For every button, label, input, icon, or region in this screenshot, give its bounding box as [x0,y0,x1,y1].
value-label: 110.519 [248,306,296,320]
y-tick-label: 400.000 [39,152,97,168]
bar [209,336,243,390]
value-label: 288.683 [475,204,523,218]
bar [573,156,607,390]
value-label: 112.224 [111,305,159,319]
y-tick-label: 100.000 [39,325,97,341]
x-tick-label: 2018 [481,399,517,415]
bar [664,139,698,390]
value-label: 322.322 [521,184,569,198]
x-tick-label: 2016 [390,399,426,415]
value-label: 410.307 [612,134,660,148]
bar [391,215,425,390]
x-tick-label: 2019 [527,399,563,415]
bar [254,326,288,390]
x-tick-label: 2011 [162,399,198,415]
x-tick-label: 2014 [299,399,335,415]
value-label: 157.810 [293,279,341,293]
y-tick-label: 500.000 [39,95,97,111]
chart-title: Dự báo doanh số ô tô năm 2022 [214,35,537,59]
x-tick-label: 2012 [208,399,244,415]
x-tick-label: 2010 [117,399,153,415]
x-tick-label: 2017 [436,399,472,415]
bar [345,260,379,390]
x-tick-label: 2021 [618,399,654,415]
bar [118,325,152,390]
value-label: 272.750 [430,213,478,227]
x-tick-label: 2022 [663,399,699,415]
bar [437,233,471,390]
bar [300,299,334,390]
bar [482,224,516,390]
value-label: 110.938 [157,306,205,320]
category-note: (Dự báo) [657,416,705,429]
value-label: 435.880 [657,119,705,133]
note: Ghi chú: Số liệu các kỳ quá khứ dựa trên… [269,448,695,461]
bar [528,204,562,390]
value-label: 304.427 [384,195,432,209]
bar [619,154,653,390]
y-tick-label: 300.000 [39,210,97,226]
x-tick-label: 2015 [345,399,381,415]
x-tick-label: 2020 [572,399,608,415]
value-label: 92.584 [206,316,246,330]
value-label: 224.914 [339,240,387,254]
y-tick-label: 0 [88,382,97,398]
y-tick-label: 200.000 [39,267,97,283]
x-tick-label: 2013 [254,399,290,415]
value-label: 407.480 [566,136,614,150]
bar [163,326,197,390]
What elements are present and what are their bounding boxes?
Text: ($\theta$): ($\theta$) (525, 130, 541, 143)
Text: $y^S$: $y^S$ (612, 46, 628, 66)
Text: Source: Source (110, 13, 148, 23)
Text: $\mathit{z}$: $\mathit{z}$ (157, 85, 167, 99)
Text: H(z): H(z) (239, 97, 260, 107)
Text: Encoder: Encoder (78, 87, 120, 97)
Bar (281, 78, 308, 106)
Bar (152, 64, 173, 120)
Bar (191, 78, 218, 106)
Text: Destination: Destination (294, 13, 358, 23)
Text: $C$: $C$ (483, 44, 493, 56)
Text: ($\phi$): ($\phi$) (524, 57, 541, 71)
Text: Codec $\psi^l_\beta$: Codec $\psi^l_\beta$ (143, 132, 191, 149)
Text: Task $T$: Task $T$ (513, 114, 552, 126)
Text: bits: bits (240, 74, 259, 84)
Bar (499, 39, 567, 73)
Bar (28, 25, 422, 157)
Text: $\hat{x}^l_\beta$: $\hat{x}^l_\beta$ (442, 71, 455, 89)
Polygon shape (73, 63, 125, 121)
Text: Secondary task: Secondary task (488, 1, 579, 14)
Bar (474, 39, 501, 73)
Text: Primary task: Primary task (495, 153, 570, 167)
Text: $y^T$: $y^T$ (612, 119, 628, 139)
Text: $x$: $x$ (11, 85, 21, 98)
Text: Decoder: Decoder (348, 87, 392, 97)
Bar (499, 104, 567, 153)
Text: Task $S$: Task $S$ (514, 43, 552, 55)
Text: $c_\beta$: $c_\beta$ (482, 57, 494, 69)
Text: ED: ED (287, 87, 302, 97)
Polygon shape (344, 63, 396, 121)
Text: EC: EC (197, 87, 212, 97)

********

### Task prompt
Rewrite every line of the records above as a numbered list, omitting any blank lines.

### Solution to this task
1. For every button, label, input, icon, or region in this screenshot, give its bounding box as [x0,y0,x1,y1].
2. value-label: 110.519 [248,306,296,320]
3. y-tick-label: 400.000 [39,152,97,168]
4. bar [209,336,243,390]
5. value-label: 288.683 [475,204,523,218]
6. bar [573,156,607,390]
7. value-label: 112.224 [111,305,159,319]
8. y-tick-label: 100.000 [39,325,97,341]
9. x-tick-label: 2018 [481,399,517,415]
10. bar [664,139,698,390]
11. value-label: 322.322 [521,184,569,198]
12. x-tick-label: 2016 [390,399,426,415]
13. value-label: 410.307 [612,134,660,148]
14. bar [391,215,425,390]
15. x-tick-label: 2019 [527,399,563,415]
16. bar [254,326,288,390]
17. x-tick-label: 2011 [162,399,198,415]
18. x-tick-label: 2014 [299,399,335,415]
19. value-label: 157.810 [293,279,341,293]
20. y-tick-label: 500.000 [39,95,97,111]
21. chart-title: Dự báo doanh số ô tô năm 2022 [214,35,537,59]
22. x-tick-label: 2012 [208,399,244,415]
23. x-tick-label: 2010 [117,399,153,415]
24. x-tick-label: 2017 [436,399,472,415]
25. bar [345,260,379,390]
26. x-tick-label: 2021 [618,399,654,415]
27. bar [118,325,152,390]
28. value-label: 272.750 [430,213,478,227]
29. x-tick-label: 2022 [663,399,699,415]
30. bar [437,233,471,390]
31. bar [300,299,334,390]
32. bar [482,224,516,390]
33. value-label: 110.938 [157,306,205,320]
34. category-note: (Dự báo) [657,416,705,429]
35. value-label: 435.880 [657,119,705,133]
36. note: Ghi chú: Số liệu các kỳ quá khứ dựa trên… [269,448,695,461]
37. bar [528,204,562,390]
38. value-label: 304.427 [384,195,432,209]
39. bar [619,154,653,390]
40. y-tick-label: 300.000 [39,210,97,226]
41. x-tick-label: 2015 [345,399,381,415]
42. x-tick-label: 2020 [572,399,608,415]
43. value-label: 92.584 [206,316,246,330]
44. value-label: 224.914 [339,240,387,254]
45. y-tick-label: 0 [88,382,97,398]
46. y-tick-label: 200.000 [39,267,97,283]
47. x-tick-label: 2013 [254,399,290,415]
48. value-label: 407.480 [566,136,614,150]
49. bar [163,326,197,390]
50. What elements are present and what are their bounding boxes?
51. Text: ($\theta$): ($\theta$) (525, 130, 541, 143)
52. Text: $y^S$: $y^S$ (612, 46, 628, 66)
53. Text: Source: Source (110, 13, 148, 23)
54. Text: $\mathit{z}$: $\mathit{z}$ (157, 85, 167, 99)
55. Text: H(z): H(z) (239, 97, 260, 107)
56. Text: Encoder: Encoder (78, 87, 120, 97)
57. Bar (281, 78, 308, 106)
58. Bar (152, 64, 173, 120)
59. Bar (191, 78, 218, 106)
60. Text: Destination: Destination (294, 13, 358, 23)
61. Text: $C$: $C$ (483, 44, 493, 56)
62. Text: ($\phi$): ($\phi$) (524, 57, 541, 71)
63. Text: Codec $\psi^l_\beta$: Codec $\psi^l_\beta$ (143, 132, 191, 149)
64. Text: Task $T$: Task $T$ (513, 114, 552, 126)
65. Text: bits: bits (240, 74, 259, 84)
66. Bar (499, 39, 567, 73)
67. Bar (28, 25, 422, 157)
68. Text: $\hat{x}^l_\beta$: $\hat{x}^l_\beta$ (442, 71, 455, 89)
69. Polygon shape (73, 63, 125, 121)
70. Text: Secondary task: Secondary task (488, 1, 579, 14)
71. Bar (474, 39, 501, 73)
72. Text: Primary task: Primary task (495, 153, 570, 167)
73. Text: $y^T$: $y^T$ (612, 119, 628, 139)
74. Text: $x$: $x$ (11, 85, 21, 98)
75. Text: Decoder: Decoder (348, 87, 392, 97)
76. Bar (499, 104, 567, 153)
77. Text: Task $S$: Task $S$ (514, 43, 552, 55)
78. Text: $c_\beta$: $c_\beta$ (482, 57, 494, 69)
79. Text: ED: ED (287, 87, 302, 97)
80. Polygon shape (344, 63, 396, 121)
81. Text: EC: EC (197, 87, 212, 97)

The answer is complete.